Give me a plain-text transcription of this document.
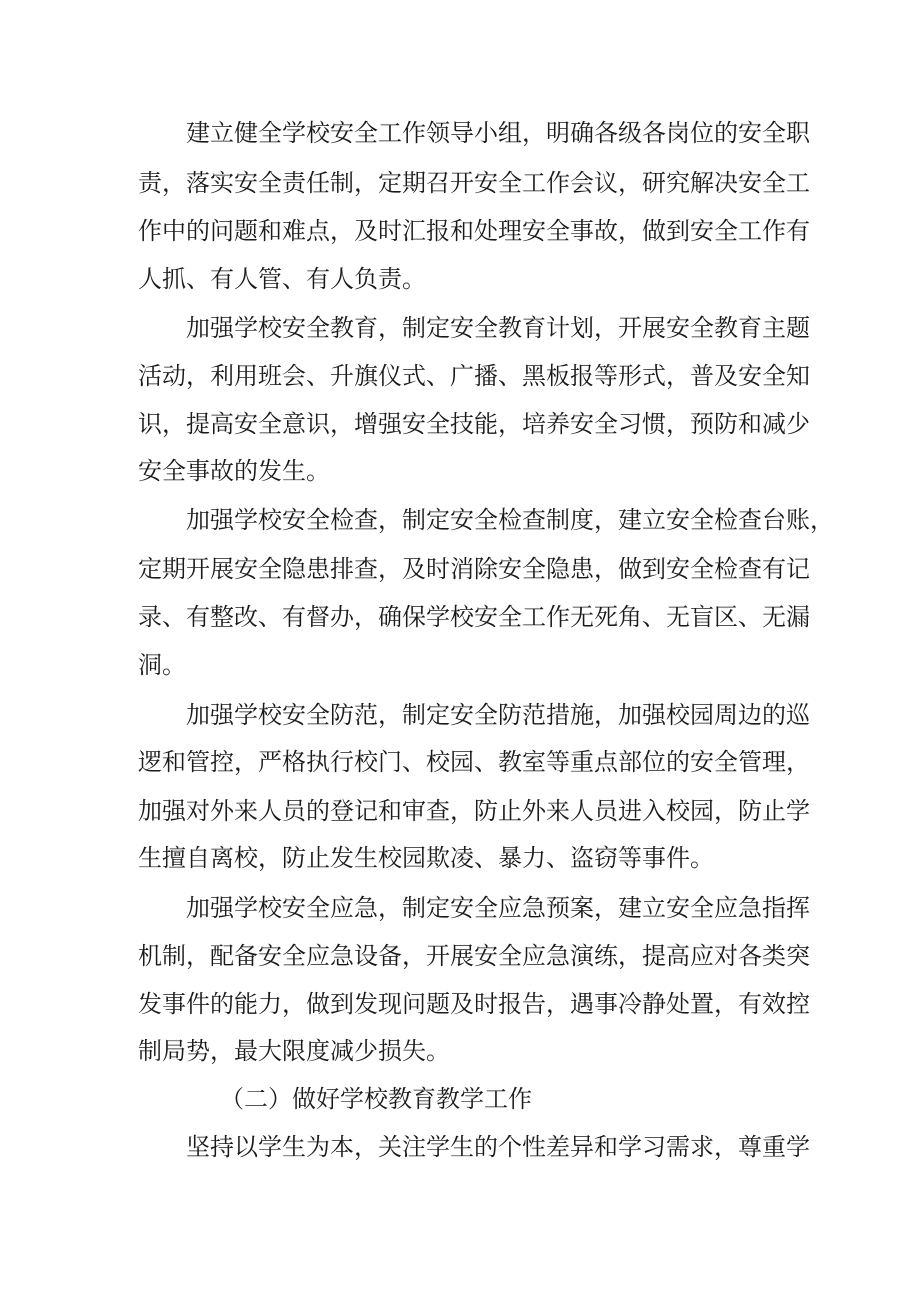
建立健全学校安全工作领导小组，明确各级各岗位的安全职
责，落实安全责任制，定期召开安全工作会议，研究解决安全工
作中的问题和难点，及时汇报和处理安全事故，做到安全工作有
人抓、有人管、有人负责。
加强学校安全教育，制定安全教育计划，开展安全教育主题
活动，利用班会、升旗仪式、广播、黑板报等形式，普及安全知
识，提高安全意识，增强安全技能，培养安全习惯，预防和减少
安全事故的发生。
加强学校安全检查，制定安全检查制度，建立安全检查台账，
定期开展安全隐患排查，及时消除安全隐患，做到安全检查有记
录、有整改、有督办，确保学校安全工作无死角、无盲区、无漏
洞。
加强学校安全防范，制定安全防范措施，加强校园周边的巡
逻和管控，严格执行校门、校园、教室等重点部位的安全管理，
加强对外来人员的登记和审查，防止外来人员进入校园，防止学
生擅自离校，防止发生校园欺凌、暴力、盗窃等事件。
加强学校安全应急，制定安全应急预案，建立安全应急指挥
机制，配备安全应急设备，开展安全应急演练，提高应对各类突
发事件的能力，做到发现问题及时报告，遇事冷静处置，有效控
制局势，最大限度减少损失。
（二）做好学校教育教学工作
坚持以学生为本，关注学生的个性差异和学习需求，尊重学
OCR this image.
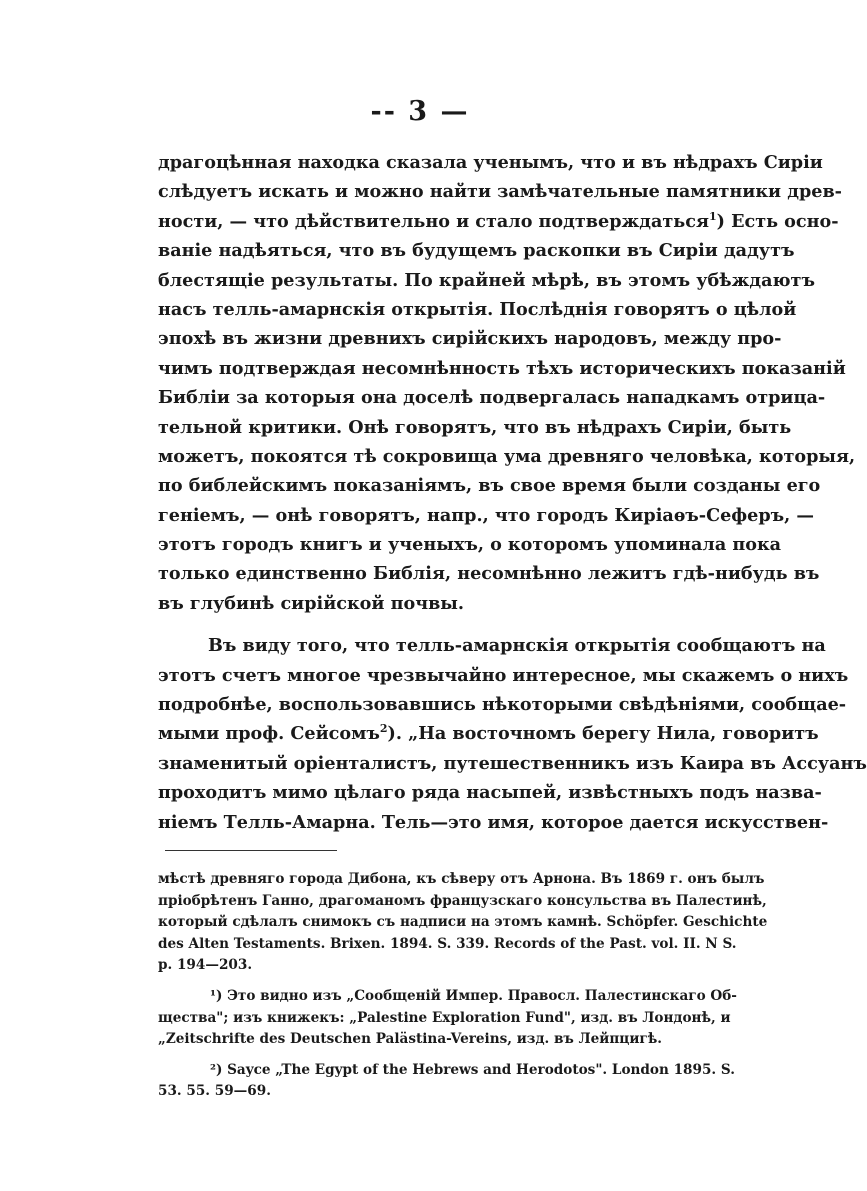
-- 3 —
драгоцѣнная находка сказала ученымъ, что и въ нѣдрахъ Сиріи
слѣдуетъ искать и можно найти замѣчательные памятники древ-
ности, — что дѣйствительно и стало подтверждаться$^1$) Есть осно-
ваніе надѣяться, что въ будущемъ раскопки въ Сиріи дадутъ
блестящіе результаты. По крайней мѣрѣ, въ этомъ убѣждаютъ
насъ телль-амарнскія открытія. Послѣднія говорятъ о цѣлой
эпохѣ въ жизни древнихъ сирійскихъ народовъ, между про-
чимъ подтверждая несомнѣнность тѣхъ историческихъ показаній
Библіи за которыя она доселѣ подвергалась нападкамъ отрица-
тельной критики. Онѣ говорятъ, что въ нѣдрахъ Сиріи, быть
можетъ, покоятся тѣ сокровища ума древняго человѣка, которыя,
по библейскимъ показаніямъ, въ свое время были созданы его
геніемъ, — онѣ говорятъ, напр., что городъ Киріаѳъ-Сеферъ, —
этотъ городъ книгъ и ученыхъ, о которомъ упоминала пока
только единственно Библія, несомнѣнно лежитъ гдѣ-нибудь въ
въ глубинѣ сирійской почвы.
Въ виду того, что телль-амарнскія открытія сообщаютъ на
этотъ счетъ многое чрезвычайно интересное, мы скажемъ о нихъ
подробнѣе, воспользовавшись нѣкоторыми свѣдѣніями, сообщае-
мыми проф. Сейсомъ$^2$). „На восточномъ берегу Нила, говоритъ
знаменитый оріенталистъ, путешественникъ изъ Каира въ Ассуанъ
проходитъ мимо цѣлаго ряда насыпей, извѣстныхъ подъ назва-
ніемъ Телль-Амарна. Тель—это имя, которое дается искусствен-
мѣстѣ древняго города Дибона, къ сѣверу отъ Арнона. Въ 1869 г. онъ былъ
пріобрѣтенъ Ганно, драгоманомъ французскаго консульства въ Палестинѣ,
который сдѣлалъ снимокъ съ надписи на этомъ камнѣ. Schöpfer. Geschichte
des Alten Testaments. Brixen. 1894. S. 339. Records of the Past. vol. II. N S.
p. 194—203.
¹) Это видно изъ „Сообщеній Импер. Правосл. Палестинскаго Об-
щества"; изъ книжекъ: „Palestine Exploration Fund", изд. въ Лондонѣ, и
„Zeitschrifte des Deutschen Palästina-Vereins, изд. въ Лейпцигѣ.
²) Sayce „The Egypt of the Hebrews and Herodotos". London 1895. S.
53. 55. 59—69.
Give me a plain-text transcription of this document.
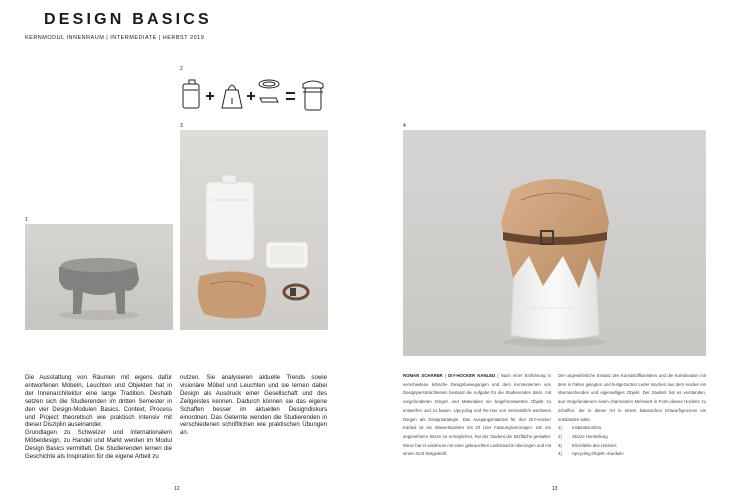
DESIGN BASICS
KERNMODUL INNENRAUM | INTERMEDIATE | HERBST 2019
1
2
3	4

Die Ausstattung von Räumen mit eigens dafür entworfenen Möbeln, Leuchten und Objekten hat in der Innenarchitektur eine lange Tradition. Deshalb setzen sich die Studierenden im dritten Semester in den vier Design-Modulen Basics, Context, Process und Project theoretisch wie praktisch intensiv mit dieser Disziplin auseinander.

Grundlagen zu Schweizer und internationalem Möbeldesign, zu Handel und Markt werden im Modul Design Basics vermittelt. Die Studierenden lernen die Geschichte als Inspiration für die eigene Arbeit zu

nutzen. Sie analysieren aktuelle Trends sowie visionäre Möbel und Leuchten und sie lernen dabei Design als Ausdruck einer Gesellschaft und des Zeitgeistes kennen. Dadurch können sie das eigene Schaffen besser im aktuellen Designdiskurs einordnen. Das Gelernte wenden die Studierenden in verschiedenen schriftlichen wie praktischen Übungen an.

12

ROMAN SCHÄRER | DIY-HOCKER KANLED | Nach einer Einführung in verschiedene kritische Designbewegungen und dem Kennenlernen von Designpersönlichkeiten bestand die Aufgabe für die Studierenden darin, mit vorgefundenen Dingen und Materialien ein begehrenswertes Objekt zu entwerfen und zu bauen. Upcycling und Re-Use von vermeintlich wertlosen Dingen als Designstrategie. Das Ausgangsmaterial für den DIY-Hocker Kanled ist ein Wasserkanister mit 20 Liter Fassungsvermögen. Um ein angenehmes Sitzen zu ermöglichen, hat der Student die Sitzfläche gestaltet. Diese hat er wiederum mit einer gebrauchten Ledertasche überzogen und mit einem Gurt festgestellt.

Der ungewöhnliche Einsatz des Kunststoffkanisters und die Kombination mit dem in Falten gelegten und festgezurrten Leder machen aus dem Hocker ein überraschendes und eigenwilliges Objekt. Der Student hat es verstanden, aus Vorgefundenem einen charmanten Mehrwert in Form dieses Hockers zu schaffen, der in dieser Art in einem klassischen Entwurfsprozess nie entstanden wäre.

1) Inspirationsfoto
2) Skizze Herstellung
3) Einzelteile des Hockers
4) Upcycling-Objekt «Kanled»
13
::::
Stated task
Return each line exactly as written. Any picture gets left out.

Problem solution
Give me a plain-text transcription of this document.
建立健全学校安全工作领导小组，明确各级各岗位的安全职
责，落实安全责任制，定期召开安全工作会议，研究解决安全工
作中的问题和难点，及时汇报和处理安全事故，做到安全工作有
人抓、有人管、有人负责。
加强学校安全教育，制定安全教育计划，开展安全教育主题
活动，利用班会、升旗仪式、广播、黑板报等形式，普及安全知
识，提高安全意识，增强安全技能，培养安全习惯，预防和减少
安全事故的发生。
加强学校安全检查，制定安全检查制度，建立安全检查台账，
定期开展安全隐患排查，及时消除安全隐患，做到安全检查有记
录、有整改、有督办，确保学校安全工作无死角、无盲区、无漏
洞。
加强学校安全防范，制定安全防范措施，加强校园周边的巡
逻和管控，严格执行校门、校园、教室等重点部位的安全管理，
加强对外来人员的登记和审查，防止外来人员进入校园，防止学
生擅自离校，防止发生校园欺凌、暴力、盗窃等事件。
加强学校安全应急，制定安全应急预案，建立安全应急指挥
机制，配备安全应急设备，开展安全应急演练，提高应对各类突
发事件的能力，做到发现问题及时报告，遇事冷静处置，有效控
制局势，最大限度减少损失。
（二）做好学校教育教学工作
坚持以学生为本，关注学生的个性差异和学习需求，尊重学
OCR this image.
-- 3 —
драгоцѣнная находка сказала ученымъ, что и въ нѣдрахъ Сиріи
слѣдуетъ искать и можно найти замѣчательные памятники древ-
ности, — что дѣйствительно и стало подтверждаться$^1$) Есть осно-
ваніе надѣяться, что въ будущемъ раскопки въ Сиріи дадутъ
блестящіе результаты. По крайней мѣрѣ, въ этомъ убѣждаютъ
насъ телль-амарнскія открытія. Послѣднія говорятъ о цѣлой
эпохѣ въ жизни древнихъ сирійскихъ народовъ, между про-
чимъ подтверждая несомнѣнность тѣхъ историческихъ показаній
Библіи за которыя она доселѣ подвергалась нападкамъ отрица-
тельной критики. Онѣ говорятъ, что въ нѣдрахъ Сиріи, быть
можетъ, покоятся тѣ сокровища ума древняго человѣка, которыя,
по библейскимъ показаніямъ, въ свое время были созданы его
геніемъ, — онѣ говорятъ, напр., что городъ Киріаѳъ-Сеферъ, —
этотъ городъ книгъ и ученыхъ, о которомъ упоминала пока
только единственно Библія, несомнѣнно лежитъ гдѣ-нибудь въ
въ глубинѣ сирійской почвы.
Въ виду того, что телль-амарнскія открытія сообщаютъ на
этотъ счетъ многое чрезвычайно интересное, мы скажемъ о нихъ
подробнѣе, воспользовавшись нѣкоторыми свѣдѣніями, сообщае-
мыми проф. Сейсомъ$^2$). „На восточномъ берегу Нила, говоритъ
знаменитый оріенталистъ, путешественникъ изъ Каира въ Ассуанъ
проходитъ мимо цѣлаго ряда насыпей, извѣстныхъ подъ назва-
ніемъ Телль-Амарна. Тель—это имя, которое дается искусствен-
мѣстѣ древняго города Дибона, къ сѣверу отъ Арнона. Въ 1869 г. онъ былъ
пріобрѣтенъ Ганно, драгоманомъ французскаго консульства въ Палестинѣ,
который сдѣлалъ снимокъ съ надписи на этомъ камнѣ. Schöpfer. Geschichte
des Alten Testaments. Brixen. 1894. S. 339. Records of the Past. vol. II. N S.
p. 194—203.
¹) Это видно изъ „Сообщеній Импер. Правосл. Палестинскаго Об-
щества"; изъ книжекъ: „Palestine Exploration Fund", изд. въ Лондонѣ, и
„Zeitschrifte des Deutschen Palästina-Vereins, изд. въ Лейпцигѣ.
²) Sayce „The Egypt of the Hebrews and Herodotos". London 1895. S.
53. 55. 59—69.
Give me a plain-text transcription of this document.
DESIGN BASICS
KERNMODUL INNENRAUM | INTERMEDIATE | HERBST 2019
1
2
3	4

Die Ausstattung von Räumen mit eigens dafür entworfenen Möbeln, Leuchten und Objekten hat in der Innenarchitektur eine lange Tradition. Deshalb setzen sich die Studierenden im dritten Semester in den vier Design-Modulen Basics, Context, Process und Project theoretisch wie praktisch intensiv mit dieser Disziplin auseinander.

Grundlagen zu Schweizer und internationalem Möbeldesign, zu Handel und Markt werden im Modul Design Basics vermittelt. Die Studierenden lernen die Geschichte als Inspiration für die eigene Arbeit zu

nutzen. Sie analysieren aktuelle Trends sowie visionäre Möbel und Leuchten und sie lernen dabei Design als Ausdruck einer Gesellschaft und des Zeitgeistes kennen. Dadurch können sie das eigene Schaffen besser im aktuellen Designdiskurs einordnen. Das Gelernte wenden die Studierenden in verschiedenen schriftlichen wie praktischen Übungen an.

12

ROMAN SCHÄRER | DIY-HOCKER KANLED | Nach einer Einführung in verschiedene kritische Designbewegungen und dem Kennenlernen von Designpersönlichkeiten bestand die Aufgabe für die Studierenden darin, mit vorgefundenen Dingen und Materialien ein begehrenswertes Objekt zu entwerfen und zu bauen. Upcycling und Re-Use von vermeintlich wertlosen Dingen als Designstrategie. Das Ausgangsmaterial für den DIY-Hocker Kanled ist ein Wasserkanister mit 20 Liter Fassungsvermögen. Um ein angenehmes Sitzen zu ermöglichen, hat der Student die Sitzfläche gestaltet. Diese hat er wiederum mit einer gebrauchten Ledertasche überzogen und mit einem Gurt festgestellt.

Der ungewöhnliche Einsatz des Kunststoffkanisters und die Kombination mit dem in Falten gelegten und festgezurrten Leder machen aus dem Hocker ein überraschendes und eigenwilliges Objekt. Der Student hat es verstanden, aus Vorgefundenem einen charmanten Mehrwert in Form dieses Hockers zu schaffen, der in dieser Art in einem klassischen Entwurfsprozess nie entstanden wäre.

1) Inspirationsfoto
2) Skizze Herstellung
3) Einzelteile des Hockers
4) Upcycling-Objekt «Kanled»
13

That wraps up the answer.